TEXT PROVIDED:
--- --- ---
# Mack's Prairie Wings Grand Prairie Chest Waders?



## 01Foreman400 (Feb 3, 2010)

Anyone own a pair of these?  Do you like them?

http://www.mackspw.com/Item--i-MPW195S


----------



## Webfoot Whacker09 (Feb 3, 2010)

I curious to know myself I haven't heard any reviews about them, but they look good. I like the belt and the pockets mpw waders have.


----------



## DuckGodLiaison (Feb 3, 2010)

Don't know anyone with them but they sure look nice!  I got the Cabela's Supermag 1600 gram......love them and a great price!


----------



## david g (Feb 3, 2010)

Don't have these exact ones but my MPW have alot of the same features. I love them except: the shoulder straps are kind of awkward, the boots are pretty heavy, some of the stitching on the reinforced knees are starting to loosen up. Doesn't appear that it will affect anything though. 
Love all the pockets and they are comfortable. Would recommend them. Hope this helps.
--- --- ---
SET PROBLEM 1:
Revise the entries from their start through the line that contains "In FIG. 20, the insulating", both ends included, so that "projection apparatus" reads "projector" and nothing else changes. Return only those lines.

DATA SUPPLIED:
--- --- ---
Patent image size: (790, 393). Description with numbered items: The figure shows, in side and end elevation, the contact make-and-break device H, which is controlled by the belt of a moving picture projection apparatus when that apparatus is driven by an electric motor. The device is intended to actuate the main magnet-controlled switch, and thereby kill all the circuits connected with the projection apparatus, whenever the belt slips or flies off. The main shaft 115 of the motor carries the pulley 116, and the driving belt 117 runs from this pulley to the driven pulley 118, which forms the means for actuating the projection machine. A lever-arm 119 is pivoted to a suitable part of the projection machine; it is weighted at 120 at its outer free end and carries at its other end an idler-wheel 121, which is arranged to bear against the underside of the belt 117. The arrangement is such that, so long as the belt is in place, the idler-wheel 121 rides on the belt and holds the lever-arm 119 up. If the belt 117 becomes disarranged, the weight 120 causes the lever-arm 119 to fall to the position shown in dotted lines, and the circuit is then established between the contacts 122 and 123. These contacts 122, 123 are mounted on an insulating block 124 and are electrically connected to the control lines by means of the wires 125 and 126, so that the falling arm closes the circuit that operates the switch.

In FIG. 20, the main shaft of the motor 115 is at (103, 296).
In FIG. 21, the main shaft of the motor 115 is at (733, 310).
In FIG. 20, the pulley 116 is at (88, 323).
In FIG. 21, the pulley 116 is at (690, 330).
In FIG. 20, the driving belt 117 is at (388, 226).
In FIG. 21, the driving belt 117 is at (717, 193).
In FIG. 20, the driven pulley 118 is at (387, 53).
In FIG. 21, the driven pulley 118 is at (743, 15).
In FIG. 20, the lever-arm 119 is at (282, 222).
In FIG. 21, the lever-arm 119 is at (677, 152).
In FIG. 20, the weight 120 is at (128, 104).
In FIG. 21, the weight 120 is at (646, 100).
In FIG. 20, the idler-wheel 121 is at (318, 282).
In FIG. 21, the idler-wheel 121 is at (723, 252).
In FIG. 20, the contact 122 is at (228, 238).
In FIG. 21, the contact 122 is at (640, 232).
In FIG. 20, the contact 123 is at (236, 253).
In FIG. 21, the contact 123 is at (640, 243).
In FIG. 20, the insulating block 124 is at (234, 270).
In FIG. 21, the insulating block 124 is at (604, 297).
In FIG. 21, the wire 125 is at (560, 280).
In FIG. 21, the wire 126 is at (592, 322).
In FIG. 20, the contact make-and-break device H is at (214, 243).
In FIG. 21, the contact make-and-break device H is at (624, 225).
--- --- ---
SET PROBLEM 2:
Resume the forum thread about the Grand Prairie chest waders from the point where it stops.

TASK OUTPUT 1:
Patent image size: (790, 393). Description with numbered items: The figure shows, in side and end elevation, the contact make-and-break device H, which is controlled by the belt of a moving picture projector when that apparatus is driven by an electric motor. The device is intended to actuate the main magnet-controlled switch, and thereby kill all the circuits connected with the projector, whenever the belt slips or flies off. The main shaft 115 of the motor carries the pulley 116, and the driving belt 117 runs from this pulley to the driven pulley 118, which forms the means for actuating the projection machine. A lever-arm 119 is pivoted to a suitable part of the projection machine; it is weighted at 120 at its outer free end and carries at its other end an idler-wheel 121, which is arranged to bear against the underside of the belt 117. The arrangement is such that, so long as the belt is in place, the idler-wheel 121 rides on the belt and holds the lever-arm 119 up. If the belt 117 becomes disarranged, the weight 120 causes the lever-arm 119 to fall to the position shown in dotted lines, and the circuit is then established between the contacts 122 and 123. These contacts 122, 123 are mounted on an insulating block 124 and are electrically connected to the control lines by means of the wires 125 and 126, so that the falling arm closes the circuit that operates the switch.

In FIG. 20, the main shaft of the motor 115 is at (103, 296).
In FIG. 21, the main shaft of the motor 115 is at (733, 310).
In FIG. 20, the pulley 116 is at (88, 323).
In FIG. 21, the pulley 116 is at (690, 330).
In FIG. 20, the driving belt 117 is at (388, 226).
In FIG. 21, the driving belt 117 is at (717, 193).
In FIG. 20, the driven pulley 118 is at (387, 53).
In FIG. 21, the driven pulley 118 is at (743, 15).
In FIG. 20, the lever-arm 119 is at (282, 222).
In FIG. 21, the lever-arm 119 is at (677, 152).
In FIG. 20, the weight 120 is at (128, 104).
In FIG. 21, the weight 120 is at (646, 100).
In FIG. 20, the idler-wheel 121 is at (318, 282).
In FIG. 21, the idler-wheel 121 is at (723, 252).
In FIG. 20, the contact 122 is at (228, 238).
In FIG. 21, the contact 122 is at (640, 232).
In FIG. 20, the contact 123 is at (236, 253).
In FIG. 21, the contact 123 is at (640, 243).
In FIG. 20, the insulating block 124 is at (234, 270).

TASK OUTPUT 2:
----------



## ADDICTED2HUNTIN (Feb 3, 2010)

i hunted with some guys in Arkie a few weeks back that had them, they said they loved 'em!!! i went to Macks while i was out there and almost came back with a pair but decided to wait and order off line


----------



## GA HOUNDHUNTER (Feb 3, 2010)

I bought a pair of the big ditches at the first of the season, and its the best pair ive ever owned. the belt,the shoulder straps are very comfortable.


----------



## quackwacker (Feb 3, 2010)

My buddy bought a pair of them last week while we were out there and he loves them.  They look very well built.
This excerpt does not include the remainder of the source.